The problem:
Search the records that follow and extract every line containing the string "files".

Materials provided:
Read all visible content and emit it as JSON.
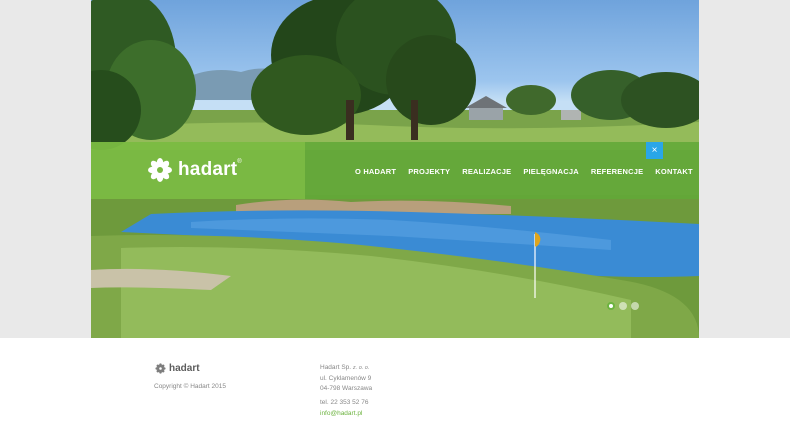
{
  "brand": {
    "logo_text": "hadart",
    "logo_mark": "®"
  },
  "navigation": {
    "items": [
      {
        "label": "O HADART"
      },
      {
        "label": "PROJEKTY"
      },
      {
        "label": "REALIZACJE"
      },
      {
        "label": "PIELĘGNACJA"
      },
      {
        "label": "REFERENCJE"
      },
      {
        "label": "KONTAKT"
      }
    ],
    "close_label": "×"
  },
  "slider": {
    "slide_count": 3,
    "active_slide": 1
  },
  "footer": {
    "logo_text": "hadart",
    "copyright": "Copyright © Hadart 2015",
    "company_name": "Hadart Sp.",
    "company_suffix": "z. o. o.",
    "street": "ul. Cyklamenów 9",
    "city": "04-798 Warszawa",
    "phone": "tel. 22 353 52 76",
    "email": "info@hadart.pl"
  },
  "colors": {
    "brand_green": "#6cb33f",
    "close_button_blue": "#29a6e8"
  }
}
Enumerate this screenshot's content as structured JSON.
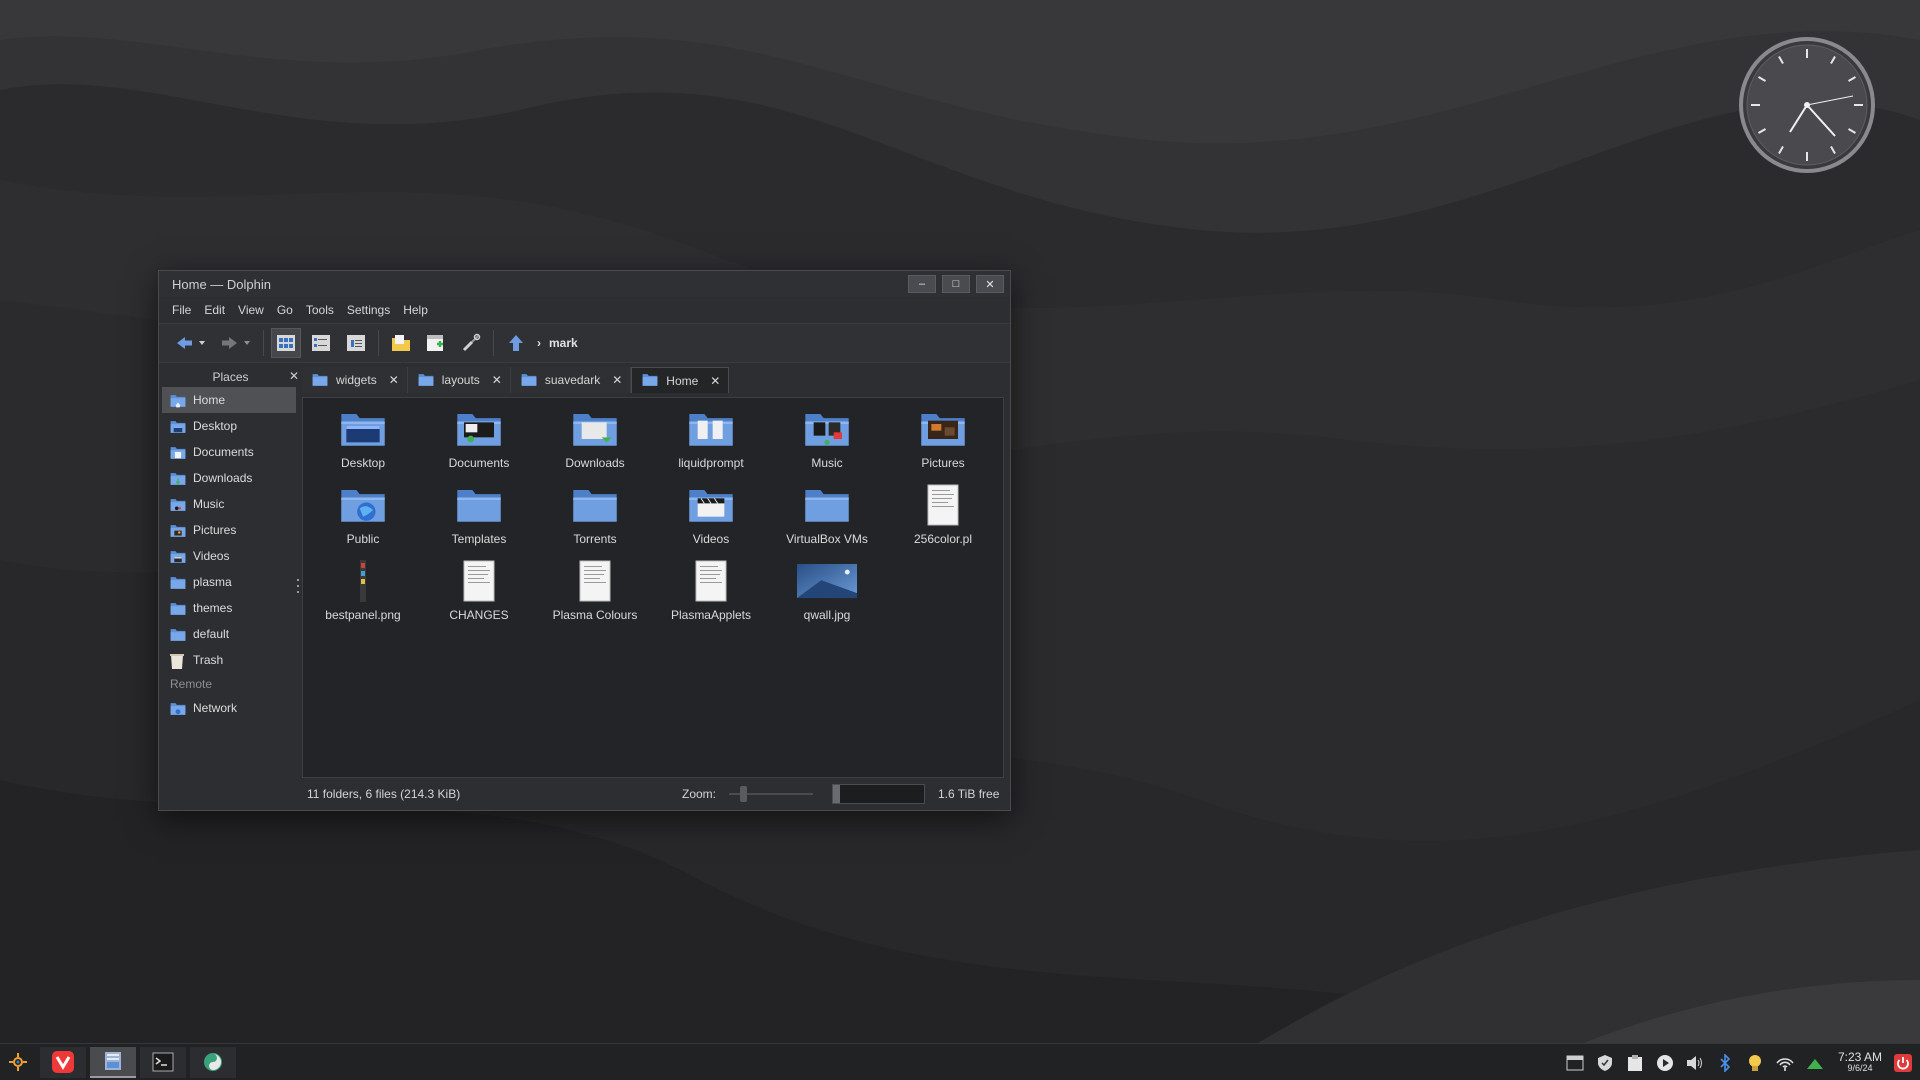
{
  "window": {
    "title": "Home — Dolphin",
    "buttons": {
      "minimize": "–",
      "maximize": "□",
      "close": "✕"
    }
  },
  "menubar": [
    "File",
    "Edit",
    "View",
    "Go",
    "Tools",
    "Settings",
    "Help"
  ],
  "toolbar": {
    "breadcrumb_arrow": "›",
    "breadcrumb": "mark"
  },
  "places": {
    "title": "Places",
    "close": "✕",
    "items": [
      {
        "label": "Home",
        "icon": "home-folder-icon"
      },
      {
        "label": "Desktop",
        "icon": "desktop-folder-icon"
      },
      {
        "label": "Documents",
        "icon": "documents-folder-icon"
      },
      {
        "label": "Downloads",
        "icon": "downloads-folder-icon"
      },
      {
        "label": "Music",
        "icon": "music-folder-icon"
      },
      {
        "label": "Pictures",
        "icon": "pictures-folder-icon"
      },
      {
        "label": "Videos",
        "icon": "videos-folder-icon"
      },
      {
        "label": "plasma",
        "icon": "folder-icon"
      },
      {
        "label": "themes",
        "icon": "folder-icon"
      },
      {
        "label": "default",
        "icon": "folder-icon"
      },
      {
        "label": "Trash",
        "icon": "trash-icon"
      }
    ],
    "remote_label": "Remote",
    "remote_items": [
      {
        "label": "Network",
        "icon": "network-folder-icon"
      }
    ]
  },
  "tabs": [
    {
      "label": "widgets",
      "close": "✕"
    },
    {
      "label": "layouts",
      "close": "✕"
    },
    {
      "label": "suavedark",
      "close": "✕"
    },
    {
      "label": "Home",
      "close": "✕"
    }
  ],
  "files": [
    {
      "name": "Desktop",
      "type": "folder"
    },
    {
      "name": "Documents",
      "type": "folder"
    },
    {
      "name": "Downloads",
      "type": "folder"
    },
    {
      "name": "liquidprompt",
      "type": "folder"
    },
    {
      "name": "Music",
      "type": "folder"
    },
    {
      "name": "Pictures",
      "type": "folder"
    },
    {
      "name": "Public",
      "type": "folder"
    },
    {
      "name": "Templates",
      "type": "folder"
    },
    {
      "name": "Torrents",
      "type": "folder"
    },
    {
      "name": "Videos",
      "type": "folder"
    },
    {
      "name": "VirtualBox VMs",
      "type": "folder"
    },
    {
      "name": "256color.pl",
      "type": "text"
    },
    {
      "name": "bestpanel.png",
      "type": "image-thin"
    },
    {
      "name": "CHANGES",
      "type": "text"
    },
    {
      "name": "Plasma Colours",
      "type": "text"
    },
    {
      "name": "PlasmaApplets",
      "type": "text"
    },
    {
      "name": "qwall.jpg",
      "type": "image"
    }
  ],
  "statusbar": {
    "summary": "11 folders, 6 files (214.3 KiB)",
    "zoom_label": "Zoom:",
    "free": "1.6 TiB free"
  },
  "taskbar": {
    "time": "7:23 AM",
    "date": "9/6/24"
  },
  "colors": {
    "folder_blue": "#5b8fd6",
    "selection": "#505154",
    "view_bg": "#232427"
  }
}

Written solution:
  "files": [
    "summary": "11 folders, 6 files (214.3 KiB)",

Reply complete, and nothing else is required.